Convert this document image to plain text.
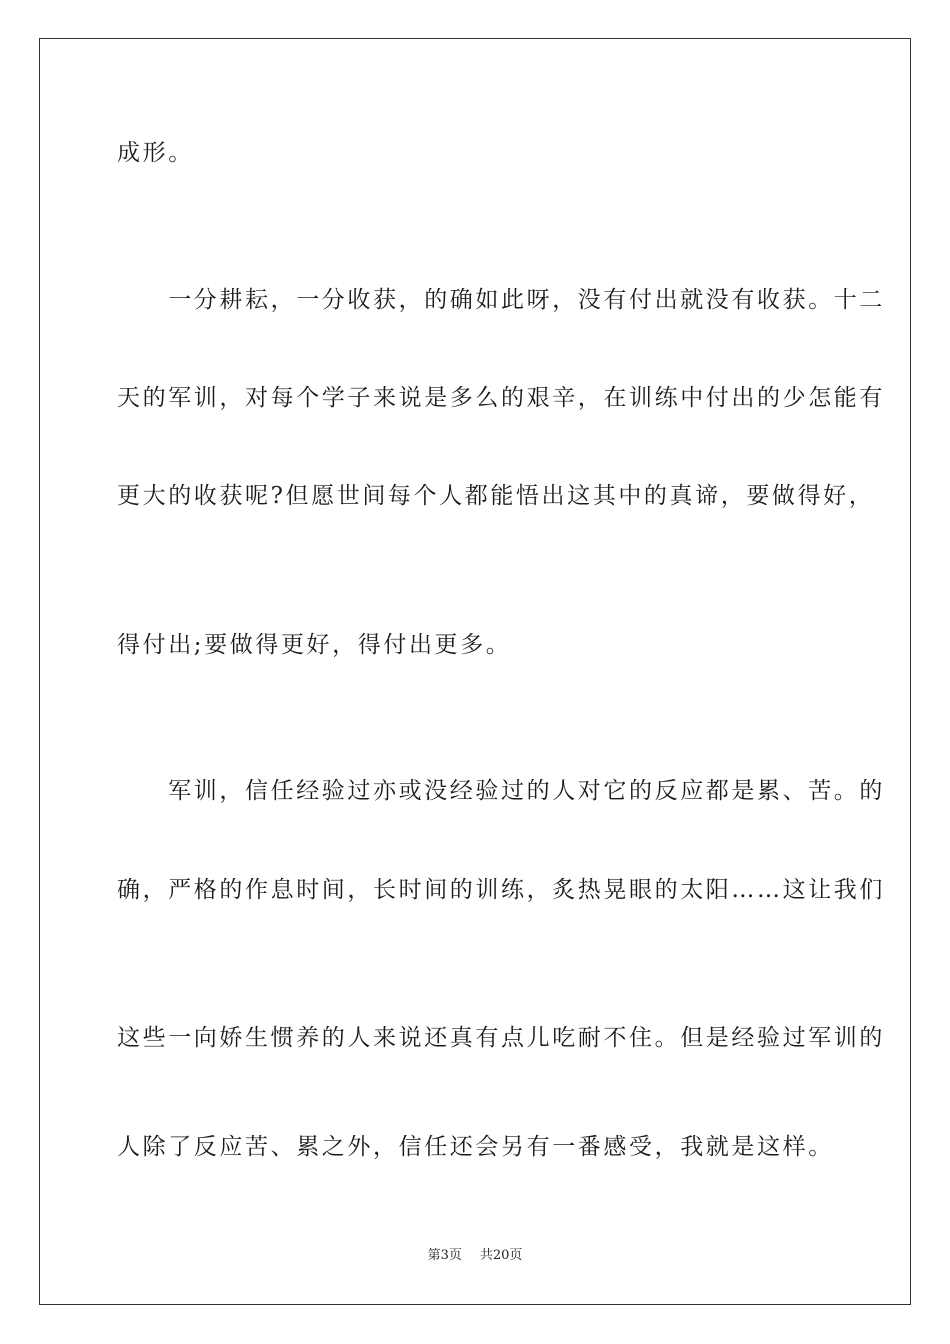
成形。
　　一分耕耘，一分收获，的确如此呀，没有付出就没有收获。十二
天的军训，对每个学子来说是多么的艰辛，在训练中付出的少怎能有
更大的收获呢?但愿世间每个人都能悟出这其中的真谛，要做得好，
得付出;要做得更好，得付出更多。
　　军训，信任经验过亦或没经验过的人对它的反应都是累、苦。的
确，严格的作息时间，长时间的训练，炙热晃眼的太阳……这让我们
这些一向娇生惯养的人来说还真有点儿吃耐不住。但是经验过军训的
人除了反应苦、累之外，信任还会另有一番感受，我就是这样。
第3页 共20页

#### Goal:
Pictures don't belong in the copy. Transcribe every record exactly as it appears.

#### Solution to this task:
Convert this document image to plain text.
成形。
　　一分耕耘，一分收获，的确如此呀，没有付出就没有收获。十二
天的军训，对每个学子来说是多么的艰辛，在训练中付出的少怎能有
更大的收获呢?但愿世间每个人都能悟出这其中的真谛，要做得好，
得付出;要做得更好，得付出更多。
　　军训，信任经验过亦或没经验过的人对它的反应都是累、苦。的
确，严格的作息时间，长时间的训练，炙热晃眼的太阳……这让我们
这些一向娇生惯养的人来说还真有点儿吃耐不住。但是经验过军训的
人除了反应苦、累之外，信任还会另有一番感受，我就是这样。
第3页 共20页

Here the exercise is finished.